[Collected data]
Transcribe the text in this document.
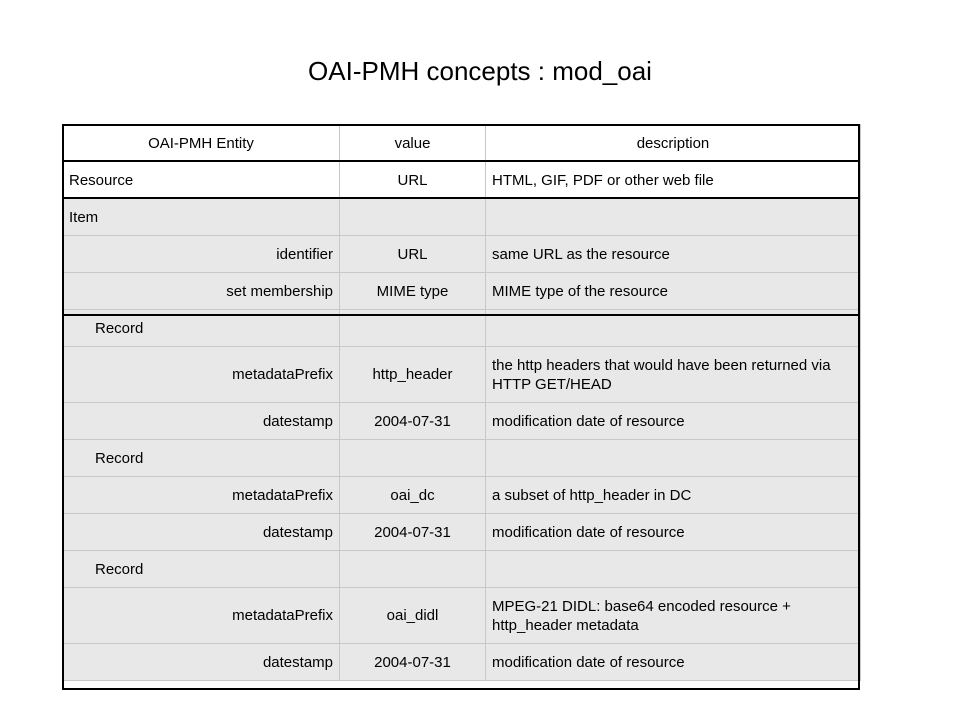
OAI-PMH concepts : mod_oai
OAI-PMH Entity	value	description
Resource	URL	HTML, GIF, PDF or other web file
Item		
identifier	URL	same URL as the resource
set membership	MIME type	MIME type of the resource
Record		
metadataPrefix	http_header	the http headers that would have been returned via HTTP GET/HEAD
datestamp	2004-07-31	modification date of resource
Record		
metadataPrefix	oai_dc	a subset of http_header in DC
datestamp	2004-07-31	modification date of resource
Record		
metadataPrefix	oai_didl	MPEG-21 DIDL: base64 encoded resource + http_header metadata
datestamp	2004-07-31	modification date of resource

* **TO BE DONE**: Copy every record above exactly, leaving out the pictures.

* **SOLUTION TO THE EXERCISE**:
Transcribe the text in this document.
OAI-PMH concepts : mod_oai
OAI-PMH Entity	value	description
Resource	URL	HTML, GIF, PDF or other web file
Item		
identifier	URL	same URL as the resource
set membership	MIME type	MIME type of the resource
Record		
metadataPrefix	http_header	the http headers that would have been returned via HTTP GET/HEAD
datestamp	2004-07-31	modification date of resource
Record		
metadataPrefix	oai_dc	a subset of http_header in DC
datestamp	2004-07-31	modification date of resource
Record		
metadataPrefix	oai_didl	MPEG-21 DIDL: base64 encoded resource + http_header metadata
datestamp	2004-07-31	modification date of resource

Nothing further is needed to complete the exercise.